RECORD EXTRACTS:
___

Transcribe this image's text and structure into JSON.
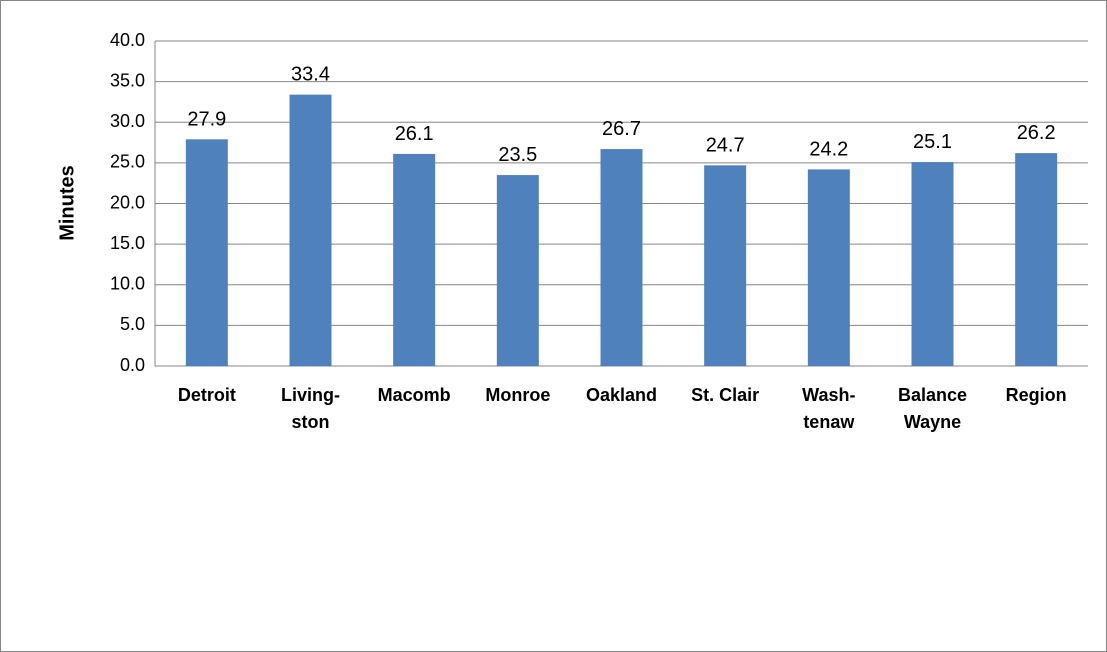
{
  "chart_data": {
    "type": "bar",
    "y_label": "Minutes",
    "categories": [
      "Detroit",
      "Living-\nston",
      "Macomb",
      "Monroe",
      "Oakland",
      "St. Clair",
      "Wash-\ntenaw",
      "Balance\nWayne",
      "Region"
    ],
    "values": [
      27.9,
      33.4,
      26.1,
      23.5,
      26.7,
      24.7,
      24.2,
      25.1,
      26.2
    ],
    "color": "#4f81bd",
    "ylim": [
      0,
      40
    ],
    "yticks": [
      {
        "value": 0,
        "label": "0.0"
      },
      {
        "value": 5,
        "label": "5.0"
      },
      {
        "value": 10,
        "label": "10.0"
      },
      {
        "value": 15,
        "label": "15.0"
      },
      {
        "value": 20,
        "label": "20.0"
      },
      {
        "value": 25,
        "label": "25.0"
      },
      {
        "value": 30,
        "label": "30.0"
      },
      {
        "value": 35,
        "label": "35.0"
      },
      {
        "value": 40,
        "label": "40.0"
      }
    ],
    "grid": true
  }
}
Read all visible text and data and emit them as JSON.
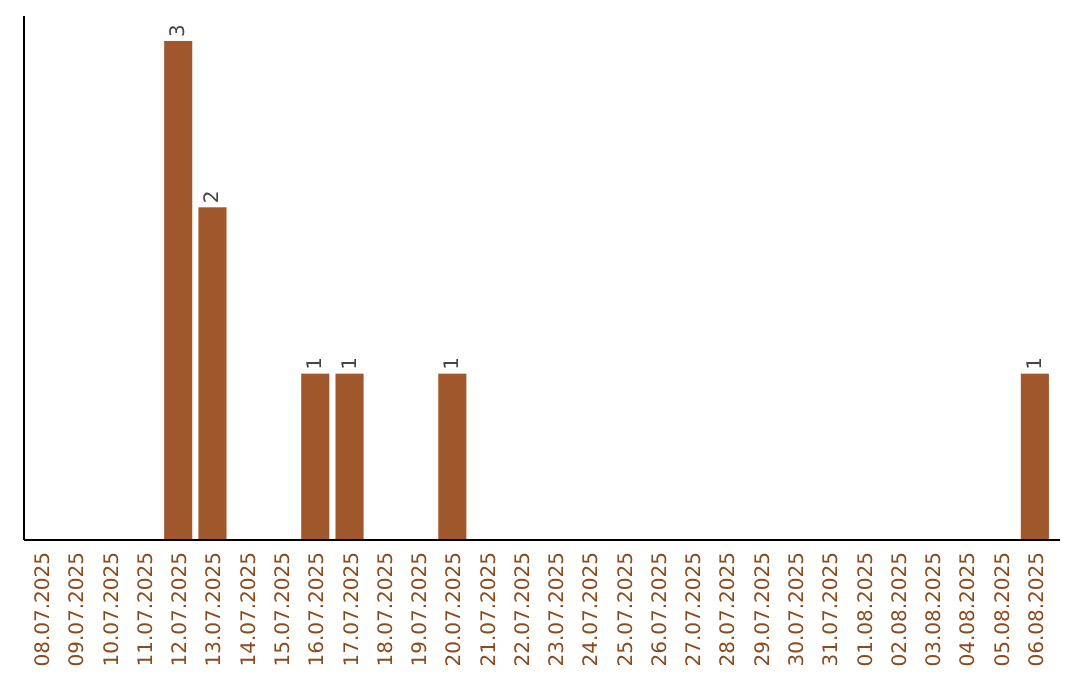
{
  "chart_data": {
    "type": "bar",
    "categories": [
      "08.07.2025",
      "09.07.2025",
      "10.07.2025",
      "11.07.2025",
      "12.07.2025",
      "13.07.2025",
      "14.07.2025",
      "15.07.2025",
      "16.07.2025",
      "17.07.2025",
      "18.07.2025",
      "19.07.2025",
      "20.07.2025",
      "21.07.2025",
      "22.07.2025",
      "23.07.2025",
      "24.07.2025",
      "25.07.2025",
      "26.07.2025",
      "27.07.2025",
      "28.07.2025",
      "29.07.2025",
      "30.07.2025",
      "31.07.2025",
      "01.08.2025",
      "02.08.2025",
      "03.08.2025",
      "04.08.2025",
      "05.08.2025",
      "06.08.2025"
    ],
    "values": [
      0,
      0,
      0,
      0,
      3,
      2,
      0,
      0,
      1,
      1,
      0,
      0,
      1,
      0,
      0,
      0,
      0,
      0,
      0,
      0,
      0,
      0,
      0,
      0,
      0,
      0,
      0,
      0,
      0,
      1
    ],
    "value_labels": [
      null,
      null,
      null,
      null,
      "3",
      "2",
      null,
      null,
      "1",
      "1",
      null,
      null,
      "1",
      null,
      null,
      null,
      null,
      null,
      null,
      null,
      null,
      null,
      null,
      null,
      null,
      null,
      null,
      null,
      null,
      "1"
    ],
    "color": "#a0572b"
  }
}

___

OBJECTIVE: Pictures are excluded; copy all other data exactly as shown.

SOLVED EXERCISE:
Transcribe this image's text and structure into JSON.
{
  "chart_data": {
    "type": "bar",
    "y_label": "Minutes",
    "categories": [
      "Detroit",
      "Living-\nston",
      "Macomb",
      "Monroe",
      "Oakland",
      "St. Clair",
      "Wash-\ntenaw",
      "Balance\nWayne",
      "Region"
    ],
    "values": [
      27.9,
      33.4,
      26.1,
      23.5,
      26.7,
      24.7,
      24.2,
      25.1,
      26.2
    ],
    "color": "#4f81bd",
    "ylim": [
      0,
      40
    ],
    "yticks": [
      {
        "value": 0,
        "label": "0.0"
      },
      {
        "value": 5,
        "label": "5.0"
      },
      {
        "value": 10,
        "label": "10.0"
      },
      {
        "value": 15,
        "label": "15.0"
      },
      {
        "value": 20,
        "label": "20.0"
      },
      {
        "value": 25,
        "label": "25.0"
      },
      {
        "value": 30,
        "label": "30.0"
      },
      {
        "value": 35,
        "label": "35.0"
      },
      {
        "value": 40,
        "label": "40.0"
      }
    ],
    "grid": true
  }
}
Read all visible text and data and emit them as JSON.
{
  "chart_data": {
    "type": "bar",
    "categories": [
      "08.07.2025",
      "09.07.2025",
      "10.07.2025",
      "11.07.2025",
      "12.07.2025",
      "13.07.2025",
      "14.07.2025",
      "15.07.2025",
      "16.07.2025",
      "17.07.2025",
      "18.07.2025",
      "19.07.2025",
      "20.07.2025",
      "21.07.2025",
      "22.07.2025",
      "23.07.2025",
      "24.07.2025",
      "25.07.2025",
      "26.07.2025",
      "27.07.2025",
      "28.07.2025",
      "29.07.2025",
      "30.07.2025",
      "31.07.2025",
      "01.08.2025",
      "02.08.2025",
      "03.08.2025",
      "04.08.2025",
      "05.08.2025",
      "06.08.2025"
    ],
    "values": [
      0,
      0,
      0,
      0,
      3,
      2,
      0,
      0,
      1,
      1,
      0,
      0,
      1,
      0,
      0,
      0,
      0,
      0,
      0,
      0,
      0,
      0,
      0,
      0,
      0,
      0,
      0,
      0,
      0,
      1
    ],
    "value_labels": [
      null,
      null,
      null,
      null,
      "3",
      "2",
      null,
      null,
      "1",
      "1",
      null,
      null,
      "1",
      null,
      null,
      null,
      null,
      null,
      null,
      null,
      null,
      null,
      null,
      null,
      null,
      null,
      null,
      null,
      null,
      "1"
    ],
    "color": "#a0572b"
  }
}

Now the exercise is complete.